[Saved entries]
— Begin —

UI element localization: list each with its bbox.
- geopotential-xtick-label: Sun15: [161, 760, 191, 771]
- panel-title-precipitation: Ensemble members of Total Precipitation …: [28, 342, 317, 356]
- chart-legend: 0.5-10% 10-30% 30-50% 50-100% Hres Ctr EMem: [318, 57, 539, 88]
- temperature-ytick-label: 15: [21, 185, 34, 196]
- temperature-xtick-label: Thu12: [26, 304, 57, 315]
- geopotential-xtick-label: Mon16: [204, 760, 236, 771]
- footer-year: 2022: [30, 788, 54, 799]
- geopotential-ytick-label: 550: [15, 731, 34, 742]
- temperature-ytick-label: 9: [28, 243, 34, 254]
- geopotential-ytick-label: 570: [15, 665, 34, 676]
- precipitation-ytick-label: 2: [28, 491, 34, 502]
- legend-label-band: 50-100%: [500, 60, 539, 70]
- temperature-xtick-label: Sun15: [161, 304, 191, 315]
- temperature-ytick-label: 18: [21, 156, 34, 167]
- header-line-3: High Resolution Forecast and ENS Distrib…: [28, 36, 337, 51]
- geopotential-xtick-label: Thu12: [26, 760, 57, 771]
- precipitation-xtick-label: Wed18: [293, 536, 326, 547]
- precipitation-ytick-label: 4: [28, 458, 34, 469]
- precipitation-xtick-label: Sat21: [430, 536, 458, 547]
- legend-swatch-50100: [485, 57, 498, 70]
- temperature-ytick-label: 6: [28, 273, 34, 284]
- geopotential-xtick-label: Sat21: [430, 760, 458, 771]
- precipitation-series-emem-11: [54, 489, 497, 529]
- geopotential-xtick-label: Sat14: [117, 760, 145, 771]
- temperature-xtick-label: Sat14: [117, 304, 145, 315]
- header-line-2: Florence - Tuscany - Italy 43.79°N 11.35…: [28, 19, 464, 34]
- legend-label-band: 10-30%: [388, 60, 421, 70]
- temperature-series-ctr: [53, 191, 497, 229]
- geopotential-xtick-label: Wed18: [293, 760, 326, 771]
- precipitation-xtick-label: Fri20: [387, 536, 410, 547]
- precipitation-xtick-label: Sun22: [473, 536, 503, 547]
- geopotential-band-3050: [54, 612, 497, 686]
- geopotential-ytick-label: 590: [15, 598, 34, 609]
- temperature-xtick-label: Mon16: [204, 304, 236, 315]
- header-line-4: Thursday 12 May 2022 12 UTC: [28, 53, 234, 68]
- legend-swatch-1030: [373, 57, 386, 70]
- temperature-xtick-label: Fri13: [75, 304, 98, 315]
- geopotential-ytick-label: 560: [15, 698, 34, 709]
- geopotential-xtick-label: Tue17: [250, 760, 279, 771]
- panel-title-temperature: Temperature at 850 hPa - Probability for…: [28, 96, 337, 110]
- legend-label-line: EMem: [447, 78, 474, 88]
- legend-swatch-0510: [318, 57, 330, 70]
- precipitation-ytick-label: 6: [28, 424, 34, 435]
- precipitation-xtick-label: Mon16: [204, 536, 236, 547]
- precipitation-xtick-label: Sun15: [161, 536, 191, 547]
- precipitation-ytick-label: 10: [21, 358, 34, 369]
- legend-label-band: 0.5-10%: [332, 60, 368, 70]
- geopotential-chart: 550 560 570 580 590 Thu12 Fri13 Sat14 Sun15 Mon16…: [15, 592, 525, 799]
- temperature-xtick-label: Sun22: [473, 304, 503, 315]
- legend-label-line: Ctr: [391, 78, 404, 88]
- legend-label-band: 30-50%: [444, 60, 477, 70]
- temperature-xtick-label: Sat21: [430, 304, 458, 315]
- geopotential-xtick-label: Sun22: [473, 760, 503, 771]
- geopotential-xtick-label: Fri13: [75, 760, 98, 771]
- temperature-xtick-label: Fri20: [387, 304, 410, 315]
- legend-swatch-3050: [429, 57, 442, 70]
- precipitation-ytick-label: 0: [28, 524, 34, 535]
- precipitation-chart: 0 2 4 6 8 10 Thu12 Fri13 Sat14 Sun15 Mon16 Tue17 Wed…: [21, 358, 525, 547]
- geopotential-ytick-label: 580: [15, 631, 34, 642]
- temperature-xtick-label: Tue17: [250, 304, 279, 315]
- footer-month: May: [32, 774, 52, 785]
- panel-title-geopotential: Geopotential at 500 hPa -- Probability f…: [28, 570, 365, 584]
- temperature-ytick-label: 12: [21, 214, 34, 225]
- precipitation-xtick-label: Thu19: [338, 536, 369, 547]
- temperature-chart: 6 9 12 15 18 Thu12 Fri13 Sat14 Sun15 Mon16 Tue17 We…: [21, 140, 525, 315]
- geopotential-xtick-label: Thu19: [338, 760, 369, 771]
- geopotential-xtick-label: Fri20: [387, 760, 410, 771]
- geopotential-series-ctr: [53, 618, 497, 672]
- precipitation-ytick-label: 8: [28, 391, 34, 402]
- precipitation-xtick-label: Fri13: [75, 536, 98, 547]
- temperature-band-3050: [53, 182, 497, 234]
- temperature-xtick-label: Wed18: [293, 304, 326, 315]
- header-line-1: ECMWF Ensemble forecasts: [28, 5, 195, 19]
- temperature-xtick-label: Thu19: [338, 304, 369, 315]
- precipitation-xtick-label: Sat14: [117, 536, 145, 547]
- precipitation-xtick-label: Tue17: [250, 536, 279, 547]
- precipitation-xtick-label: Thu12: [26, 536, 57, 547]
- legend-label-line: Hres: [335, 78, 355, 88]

— End —

# Given task
Transcribe every line of the listing above without any alteration.

# Reply to the task
UI element localization: list each with its bbox.
- geopotential-xtick-label: Sun15: [161, 760, 191, 771]
- panel-title-precipitation: Ensemble members of Total Precipitation …: [28, 342, 317, 356]
- chart-legend: 0.5-10% 10-30% 30-50% 50-100% Hres Ctr EMem: [318, 57, 539, 88]
- temperature-ytick-label: 15: [21, 185, 34, 196]
- temperature-xtick-label: Thu12: [26, 304, 57, 315]
- geopotential-xtick-label: Mon16: [204, 760, 236, 771]
- footer-year: 2022: [30, 788, 54, 799]
- geopotential-ytick-label: 550: [15, 731, 34, 742]
- temperature-ytick-label: 9: [28, 243, 34, 254]
- geopotential-ytick-label: 570: [15, 665, 34, 676]
- precipitation-ytick-label: 2: [28, 491, 34, 502]
- legend-label-band: 50-100%: [500, 60, 539, 70]
- temperature-xtick-label: Sun15: [161, 304, 191, 315]
- temperature-ytick-label: 18: [21, 156, 34, 167]
- header-line-3: High Resolution Forecast and ENS Distrib…: [28, 36, 337, 51]
- geopotential-xtick-label: Thu12: [26, 760, 57, 771]
- precipitation-xtick-label: Wed18: [293, 536, 326, 547]
- precipitation-ytick-label: 4: [28, 458, 34, 469]
- precipitation-xtick-label: Sat21: [430, 536, 458, 547]
- legend-swatch-50100: [485, 57, 498, 70]
- temperature-ytick-label: 6: [28, 273, 34, 284]
- geopotential-xtick-label: Sat21: [430, 760, 458, 771]
- precipitation-series-emem-11: [54, 489, 497, 529]
- geopotential-xtick-label: Sat14: [117, 760, 145, 771]
- temperature-xtick-label: Sat14: [117, 304, 145, 315]
- header-line-2: Florence - Tuscany - Italy 43.79°N 11.35…: [28, 19, 464, 34]
- legend-label-band: 10-30%: [388, 60, 421, 70]
- temperature-series-ctr: [53, 191, 497, 229]
- geopotential-xtick-label: Wed18: [293, 760, 326, 771]
- precipitation-xtick-label: Fri20: [387, 536, 410, 547]
- precipitation-xtick-label: Sun22: [473, 536, 503, 547]
- geopotential-band-3050: [54, 612, 497, 686]
- geopotential-ytick-label: 590: [15, 598, 34, 609]
- temperature-xtick-label: Mon16: [204, 304, 236, 315]
- header-line-4: Thursday 12 May 2022 12 UTC: [28, 53, 234, 68]
- legend-swatch-1030: [373, 57, 386, 70]
- temperature-xtick-label: Fri13: [75, 304, 98, 315]
- geopotential-ytick-label: 560: [15, 698, 34, 709]
- geopotential-xtick-label: Tue17: [250, 760, 279, 771]
- panel-title-temperature: Temperature at 850 hPa - Probability for…: [28, 96, 337, 110]
- legend-label-line: EMem: [447, 78, 474, 88]
- legend-swatch-0510: [318, 57, 330, 70]
- precipitation-ytick-label: 6: [28, 424, 34, 435]
- precipitation-xtick-label: Mon16: [204, 536, 236, 547]
- precipitation-xtick-label: Sun15: [161, 536, 191, 547]
- precipitation-ytick-label: 10: [21, 358, 34, 369]
- legend-label-band: 0.5-10%: [332, 60, 368, 70]
- geopotential-chart: 550 560 570 580 590 Thu12 Fri13 Sat14 Sun15 Mon16…: [15, 592, 525, 799]
- temperature-xtick-label: Sun22: [473, 304, 503, 315]
- legend-label-line: Ctr: [391, 78, 404, 88]
- legend-label-band: 30-50%: [444, 60, 477, 70]
- temperature-xtick-label: Sat21: [430, 304, 458, 315]
- geopotential-xtick-label: Sun22: [473, 760, 503, 771]
- geopotential-xtick-label: Fri13: [75, 760, 98, 771]
- temperature-xtick-label: Fri20: [387, 304, 410, 315]
- legend-swatch-3050: [429, 57, 442, 70]
- precipitation-ytick-label: 0: [28, 524, 34, 535]
- precipitation-chart: 0 2 4 6 8 10 Thu12 Fri13 Sat14 Sun15 Mon16 Tue17 Wed…: [21, 358, 525, 547]
- geopotential-ytick-label: 580: [15, 631, 34, 642]
- temperature-xtick-label: Tue17: [250, 304, 279, 315]
- footer-month: May: [32, 774, 52, 785]
- panel-title-geopotential: Geopotential at 500 hPa -- Probability f…: [28, 570, 365, 584]
- temperature-ytick-label: 12: [21, 214, 34, 225]
- precipitation-xtick-label: Thu19: [338, 536, 369, 547]
- temperature-chart: 6 9 12 15 18 Thu12 Fri13 Sat14 Sun15 Mon16 Tue17 We…: [21, 140, 525, 315]
- geopotential-xtick-label: Thu19: [338, 760, 369, 771]
- geopotential-xtick-label: Fri20: [387, 760, 410, 771]
- geopotential-series-ctr: [53, 618, 497, 672]
- precipitation-ytick-label: 8: [28, 391, 34, 402]
- precipitation-xtick-label: Fri13: [75, 536, 98, 547]
- temperature-band-3050: [53, 182, 497, 234]
- temperature-xtick-label: Wed18: [293, 304, 326, 315]
- header-line-1: ECMWF Ensemble forecasts: [28, 5, 195, 19]
- temperature-xtick-label: Thu19: [338, 304, 369, 315]
- precipitation-xtick-label: Sat14: [117, 536, 145, 547]
- precipitation-xtick-label: Tue17: [250, 536, 279, 547]
- precipitation-xtick-label: Thu12: [26, 536, 57, 547]
- legend-label-line: Hres: [335, 78, 355, 88]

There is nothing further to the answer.